**DOCUMENT EXCERPT**
Life as an educational psychologist

Miles Thomas

I am employed by a London Borough to deliver psychological services to schools and the wider community. I am also seconded for three days a week to a university to help run the professional training Doctorate in Child and Educational psychology. In the former role I work with children and families to promote inclusion and problem-solve around a diverse range of issues, including learning difficulties and behavioural issues. I deliver training to colleagues across the authority and am involved in strategic developments related to developing provision. In my university role I am head of Years 2 and 3 of the doctorate programme. I lecture, supervise, and coordinate the timetabling and delivery of the curriculum. I meet with trainees and supervisors in their work setting, do lots of marking and am an examiner in doctoral vivas. I am also involved in teaching and supervision of projects across other programmes in the university.

What’s your main current professional challenge?

**RECORDS PROVIDED**

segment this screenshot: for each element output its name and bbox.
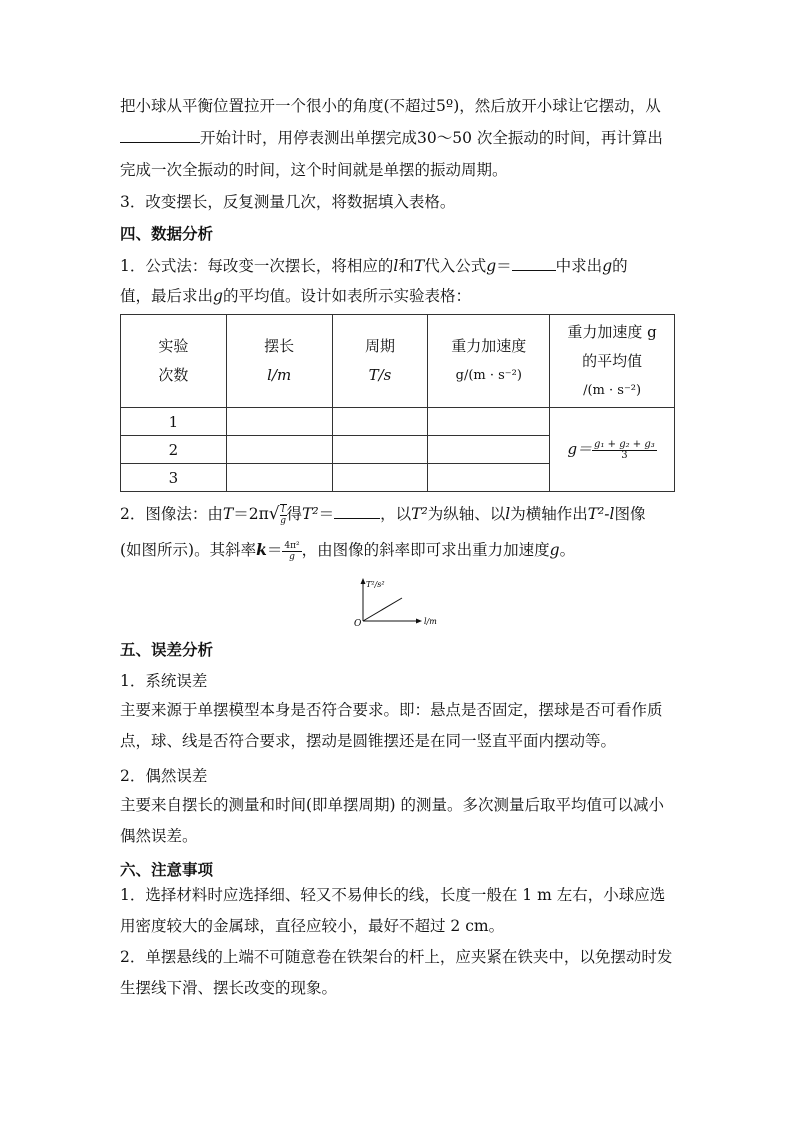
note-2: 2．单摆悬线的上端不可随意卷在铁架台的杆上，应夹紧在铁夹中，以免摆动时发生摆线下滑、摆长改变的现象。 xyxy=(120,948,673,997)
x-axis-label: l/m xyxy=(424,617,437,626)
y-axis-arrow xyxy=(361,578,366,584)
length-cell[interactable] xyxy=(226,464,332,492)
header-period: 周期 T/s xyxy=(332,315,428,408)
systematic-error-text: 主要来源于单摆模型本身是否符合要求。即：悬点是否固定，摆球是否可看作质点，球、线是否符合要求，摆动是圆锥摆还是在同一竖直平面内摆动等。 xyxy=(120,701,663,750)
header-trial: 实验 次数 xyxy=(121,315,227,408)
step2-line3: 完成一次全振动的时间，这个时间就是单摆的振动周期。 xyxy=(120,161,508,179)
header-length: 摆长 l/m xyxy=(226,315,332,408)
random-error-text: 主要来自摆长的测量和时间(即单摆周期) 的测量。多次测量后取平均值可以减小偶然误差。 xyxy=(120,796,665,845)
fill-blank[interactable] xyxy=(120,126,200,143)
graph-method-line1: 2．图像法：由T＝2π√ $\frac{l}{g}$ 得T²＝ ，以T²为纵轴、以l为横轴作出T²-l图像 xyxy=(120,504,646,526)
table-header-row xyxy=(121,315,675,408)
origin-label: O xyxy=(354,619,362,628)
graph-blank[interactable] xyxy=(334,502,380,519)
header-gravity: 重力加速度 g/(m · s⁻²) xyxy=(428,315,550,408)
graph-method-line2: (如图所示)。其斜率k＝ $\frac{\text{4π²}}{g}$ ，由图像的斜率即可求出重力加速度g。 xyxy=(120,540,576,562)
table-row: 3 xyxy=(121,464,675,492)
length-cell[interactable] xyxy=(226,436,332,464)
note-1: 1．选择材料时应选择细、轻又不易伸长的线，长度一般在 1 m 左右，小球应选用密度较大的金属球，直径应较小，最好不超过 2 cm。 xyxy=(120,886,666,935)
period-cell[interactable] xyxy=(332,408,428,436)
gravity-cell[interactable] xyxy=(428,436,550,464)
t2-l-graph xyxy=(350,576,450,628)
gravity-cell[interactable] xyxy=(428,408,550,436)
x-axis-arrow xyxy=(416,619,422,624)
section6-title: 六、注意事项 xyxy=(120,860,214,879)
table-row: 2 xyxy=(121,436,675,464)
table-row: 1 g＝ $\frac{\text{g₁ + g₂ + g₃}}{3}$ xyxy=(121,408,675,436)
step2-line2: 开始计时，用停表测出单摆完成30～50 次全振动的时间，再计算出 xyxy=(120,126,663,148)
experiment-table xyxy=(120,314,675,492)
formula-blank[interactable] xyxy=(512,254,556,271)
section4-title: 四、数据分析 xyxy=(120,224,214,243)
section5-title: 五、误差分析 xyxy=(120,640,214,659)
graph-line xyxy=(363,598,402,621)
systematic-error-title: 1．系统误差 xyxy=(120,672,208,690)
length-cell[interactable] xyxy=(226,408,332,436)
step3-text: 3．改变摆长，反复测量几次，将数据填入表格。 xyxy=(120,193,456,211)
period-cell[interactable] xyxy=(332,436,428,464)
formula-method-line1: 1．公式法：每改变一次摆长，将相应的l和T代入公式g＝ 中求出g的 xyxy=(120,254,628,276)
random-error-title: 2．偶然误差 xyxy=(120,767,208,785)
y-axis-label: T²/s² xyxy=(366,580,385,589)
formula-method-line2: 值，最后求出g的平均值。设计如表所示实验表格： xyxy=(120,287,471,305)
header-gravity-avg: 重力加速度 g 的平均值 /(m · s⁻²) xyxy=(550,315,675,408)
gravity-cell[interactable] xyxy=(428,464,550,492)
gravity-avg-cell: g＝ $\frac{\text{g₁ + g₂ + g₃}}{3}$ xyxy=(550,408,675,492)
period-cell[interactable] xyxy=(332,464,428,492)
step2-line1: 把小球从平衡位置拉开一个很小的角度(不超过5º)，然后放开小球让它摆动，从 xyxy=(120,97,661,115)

**WRITTEN PROBLEM 1**
Count the rows that contain the string "length", with case counting, and give only the number.
**WRITTEN PROBLEM 2**
Extend the account of life as an educational psychologist, picking up after its final line.

**OUTPUT 1**
4

**OUTPUT 2**
The main professional challenges in recent years have related to the move to Children’s Services. This change agenda has dismantled existing systems and relationships in pursuit of a rather idealistic (and at times simplistic) notion of ‘joined-up’ working. In my authority we have been relatively successful in reducing the burdens of statutory assessment by delegating funding to schools. The well-being and achievement of children ‘looked-after’ by the authority is increasingly a focus of our work. We try to work at a systemic level to increase the capacity of schools to meet the needs of all children using approaches such as training for staff and organisational change programmes. In terms of my university role, the change to three-year doctoral training has had huge impact and I know from colleagues across training courses that we have all been stretched by the challenges inherent in such radical development. Employers have generally worked constructively to support the change programme and are giving us great feedback about trainees. Our first cohort recently sat their vivas and are going to have a huge and, I believe, positive impact on our profession over the coming decades. We are now in the position of being able to reflect on the last three years and to plan for future cohorts from a position of knowledge and experience.

What advice would you give to someone set to enter your profession in the next few years?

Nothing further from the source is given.